--- START EXTRACTED MATERIAL ---
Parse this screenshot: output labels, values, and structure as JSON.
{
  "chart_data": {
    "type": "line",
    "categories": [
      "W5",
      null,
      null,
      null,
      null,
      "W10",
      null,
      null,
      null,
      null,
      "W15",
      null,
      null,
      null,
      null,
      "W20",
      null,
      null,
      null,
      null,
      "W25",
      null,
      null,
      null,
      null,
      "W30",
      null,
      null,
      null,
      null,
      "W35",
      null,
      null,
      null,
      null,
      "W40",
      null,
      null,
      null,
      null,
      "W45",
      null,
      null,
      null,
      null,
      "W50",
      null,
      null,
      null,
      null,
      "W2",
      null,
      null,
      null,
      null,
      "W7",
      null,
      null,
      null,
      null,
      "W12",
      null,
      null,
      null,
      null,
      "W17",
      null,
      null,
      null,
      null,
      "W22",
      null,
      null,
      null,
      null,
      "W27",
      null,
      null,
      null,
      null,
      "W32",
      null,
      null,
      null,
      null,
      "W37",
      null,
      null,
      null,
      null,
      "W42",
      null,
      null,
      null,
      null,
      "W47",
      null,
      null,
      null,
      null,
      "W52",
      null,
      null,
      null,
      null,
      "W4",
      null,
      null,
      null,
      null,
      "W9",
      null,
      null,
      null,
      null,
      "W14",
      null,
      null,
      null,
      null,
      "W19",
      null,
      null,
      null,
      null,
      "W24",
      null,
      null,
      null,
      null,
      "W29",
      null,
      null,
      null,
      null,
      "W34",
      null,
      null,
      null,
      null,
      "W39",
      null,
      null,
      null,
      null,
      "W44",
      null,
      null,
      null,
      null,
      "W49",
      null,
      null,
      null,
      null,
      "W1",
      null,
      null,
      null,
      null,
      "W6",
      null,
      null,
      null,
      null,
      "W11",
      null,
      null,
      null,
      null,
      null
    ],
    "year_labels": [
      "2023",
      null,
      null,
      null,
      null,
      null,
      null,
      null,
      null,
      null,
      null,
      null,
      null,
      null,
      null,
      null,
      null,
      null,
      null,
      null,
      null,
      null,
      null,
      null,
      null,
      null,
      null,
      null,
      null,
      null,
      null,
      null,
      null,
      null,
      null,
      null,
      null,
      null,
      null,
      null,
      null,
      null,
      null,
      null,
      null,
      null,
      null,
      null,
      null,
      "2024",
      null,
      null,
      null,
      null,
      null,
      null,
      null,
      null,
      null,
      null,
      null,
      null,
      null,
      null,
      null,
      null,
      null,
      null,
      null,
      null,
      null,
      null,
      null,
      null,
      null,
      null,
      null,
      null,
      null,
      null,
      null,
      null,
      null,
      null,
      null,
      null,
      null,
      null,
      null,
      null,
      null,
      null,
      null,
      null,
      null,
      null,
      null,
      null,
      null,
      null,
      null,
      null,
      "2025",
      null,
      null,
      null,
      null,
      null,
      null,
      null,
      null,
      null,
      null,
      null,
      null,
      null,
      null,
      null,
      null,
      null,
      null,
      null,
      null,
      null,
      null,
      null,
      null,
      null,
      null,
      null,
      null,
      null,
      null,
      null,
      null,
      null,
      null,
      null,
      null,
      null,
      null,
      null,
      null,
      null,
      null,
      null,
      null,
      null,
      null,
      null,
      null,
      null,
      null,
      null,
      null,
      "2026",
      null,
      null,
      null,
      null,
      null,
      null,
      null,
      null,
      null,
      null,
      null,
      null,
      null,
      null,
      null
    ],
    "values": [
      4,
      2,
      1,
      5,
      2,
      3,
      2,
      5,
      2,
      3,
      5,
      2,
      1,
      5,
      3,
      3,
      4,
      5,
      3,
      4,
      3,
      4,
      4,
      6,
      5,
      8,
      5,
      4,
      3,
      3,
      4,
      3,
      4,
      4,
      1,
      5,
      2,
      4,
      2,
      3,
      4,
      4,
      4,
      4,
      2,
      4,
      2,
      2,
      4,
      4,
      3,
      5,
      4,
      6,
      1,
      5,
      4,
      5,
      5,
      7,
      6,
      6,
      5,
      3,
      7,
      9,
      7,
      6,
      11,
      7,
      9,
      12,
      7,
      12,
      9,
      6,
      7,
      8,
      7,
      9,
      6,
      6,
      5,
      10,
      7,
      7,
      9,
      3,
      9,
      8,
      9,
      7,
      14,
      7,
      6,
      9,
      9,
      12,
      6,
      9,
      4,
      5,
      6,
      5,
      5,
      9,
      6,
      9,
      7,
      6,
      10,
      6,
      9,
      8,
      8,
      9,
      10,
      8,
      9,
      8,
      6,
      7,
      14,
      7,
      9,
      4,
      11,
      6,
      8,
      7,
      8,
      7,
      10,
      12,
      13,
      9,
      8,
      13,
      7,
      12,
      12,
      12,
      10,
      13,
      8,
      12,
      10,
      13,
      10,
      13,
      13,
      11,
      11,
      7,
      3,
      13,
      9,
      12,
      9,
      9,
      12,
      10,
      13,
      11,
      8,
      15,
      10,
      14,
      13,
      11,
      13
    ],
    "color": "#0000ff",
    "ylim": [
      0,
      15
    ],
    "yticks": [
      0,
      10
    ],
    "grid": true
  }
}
--- END EXTRACTED MATERIAL ---
__WHAT IS ASKED__:
Exactly as written above, please repeat the entries.

__SOLUTION TO THE EXERCISE__:
Parse this screenshot: output labels, values, and structure as JSON.
{
  "chart_data": {
    "type": "line",
    "categories": [
      "W5",
      null,
      null,
      null,
      null,
      "W10",
      null,
      null,
      null,
      null,
      "W15",
      null,
      null,
      null,
      null,
      "W20",
      null,
      null,
      null,
      null,
      "W25",
      null,
      null,
      null,
      null,
      "W30",
      null,
      null,
      null,
      null,
      "W35",
      null,
      null,
      null,
      null,
      "W40",
      null,
      null,
      null,
      null,
      "W45",
      null,
      null,
      null,
      null,
      "W50",
      null,
      null,
      null,
      null,
      "W2",
      null,
      null,
      null,
      null,
      "W7",
      null,
      null,
      null,
      null,
      "W12",
      null,
      null,
      null,
      null,
      "W17",
      null,
      null,
      null,
      null,
      "W22",
      null,
      null,
      null,
      null,
      "W27",
      null,
      null,
      null,
      null,
      "W32",
      null,
      null,
      null,
      null,
      "W37",
      null,
      null,
      null,
      null,
      "W42",
      null,
      null,
      null,
      null,
      "W47",
      null,
      null,
      null,
      null,
      "W52",
      null,
      null,
      null,
      null,
      "W4",
      null,
      null,
      null,
      null,
      "W9",
      null,
      null,
      null,
      null,
      "W14",
      null,
      null,
      null,
      null,
      "W19",
      null,
      null,
      null,
      null,
      "W24",
      null,
      null,
      null,
      null,
      "W29",
      null,
      null,
      null,
      null,
      "W34",
      null,
      null,
      null,
      null,
      "W39",
      null,
      null,
      null,
      null,
      "W44",
      null,
      null,
      null,
      null,
      "W49",
      null,
      null,
      null,
      null,
      "W1",
      null,
      null,
      null,
      null,
      "W6",
      null,
      null,
      null,
      null,
      "W11",
      null,
      null,
      null,
      null,
      null
    ],
    "year_labels": [
      "2023",
      null,
      null,
      null,
      null,
      null,
      null,
      null,
      null,
      null,
      null,
      null,
      null,
      null,
      null,
      null,
      null,
      null,
      null,
      null,
      null,
      null,
      null,
      null,
      null,
      null,
      null,
      null,
      null,
      null,
      null,
      null,
      null,
      null,
      null,
      null,
      null,
      null,
      null,
      null,
      null,
      null,
      null,
      null,
      null,
      null,
      null,
      null,
      null,
      "2024",
      null,
      null,
      null,
      null,
      null,
      null,
      null,
      null,
      null,
      null,
      null,
      null,
      null,
      null,
      null,
      null,
      null,
      null,
      null,
      null,
      null,
      null,
      null,
      null,
      null,
      null,
      null,
      null,
      null,
      null,
      null,
      null,
      null,
      null,
      null,
      null,
      null,
      null,
      null,
      null,
      null,
      null,
      null,
      null,
      null,
      null,
      null,
      null,
      null,
      null,
      null,
      null,
      "2025",
      null,
      null,
      null,
      null,
      null,
      null,
      null,
      null,
      null,
      null,
      null,
      null,
      null,
      null,
      null,
      null,
      null,
      null,
      null,
      null,
      null,
      null,
      null,
      null,
      null,
      null,
      null,
      null,
      null,
      null,
      null,
      null,
      null,
      null,
      null,
      null,
      null,
      null,
      null,
      null,
      null,
      null,
      null,
      null,
      null,
      null,
      null,
      null,
      null,
      null,
      null,
      null,
      "2026",
      null,
      null,
      null,
      null,
      null,
      null,
      null,
      null,
      null,
      null,
      null,
      null,
      null,
      null,
      null
    ],
    "values": [
      4,
      2,
      1,
      5,
      2,
      3,
      2,
      5,
      2,
      3,
      5,
      2,
      1,
      5,
      3,
      3,
      4,
      5,
      3,
      4,
      3,
      4,
      4,
      6,
      5,
      8,
      5,
      4,
      3,
      3,
      4,
      3,
      4,
      4,
      1,
      5,
      2,
      4,
      2,
      3,
      4,
      4,
      4,
      4,
      2,
      4,
      2,
      2,
      4,
      4,
      3,
      5,
      4,
      6,
      1,
      5,
      4,
      5,
      5,
      7,
      6,
      6,
      5,
      3,
      7,
      9,
      7,
      6,
      11,
      7,
      9,
      12,
      7,
      12,
      9,
      6,
      7,
      8,
      7,
      9,
      6,
      6,
      5,
      10,
      7,
      7,
      9,
      3,
      9,
      8,
      9,
      7,
      14,
      7,
      6,
      9,
      9,
      12,
      6,
      9,
      4,
      5,
      6,
      5,
      5,
      9,
      6,
      9,
      7,
      6,
      10,
      6,
      9,
      8,
      8,
      9,
      10,
      8,
      9,
      8,
      6,
      7,
      14,
      7,
      9,
      4,
      11,
      6,
      8,
      7,
      8,
      7,
      10,
      12,
      13,
      9,
      8,
      13,
      7,
      12,
      12,
      12,
      10,
      13,
      8,
      12,
      10,
      13,
      10,
      13,
      13,
      11,
      11,
      7,
      3,
      13,
      9,
      12,
      9,
      9,
      12,
      10,
      13,
      11,
      8,
      15,
      10,
      14,
      13,
      11,
      13
    ],
    "color": "#0000ff",
    "ylim": [
      0,
      15
    ],
    "yticks": [
      0,
      10
    ],
    "grid": true
  }
}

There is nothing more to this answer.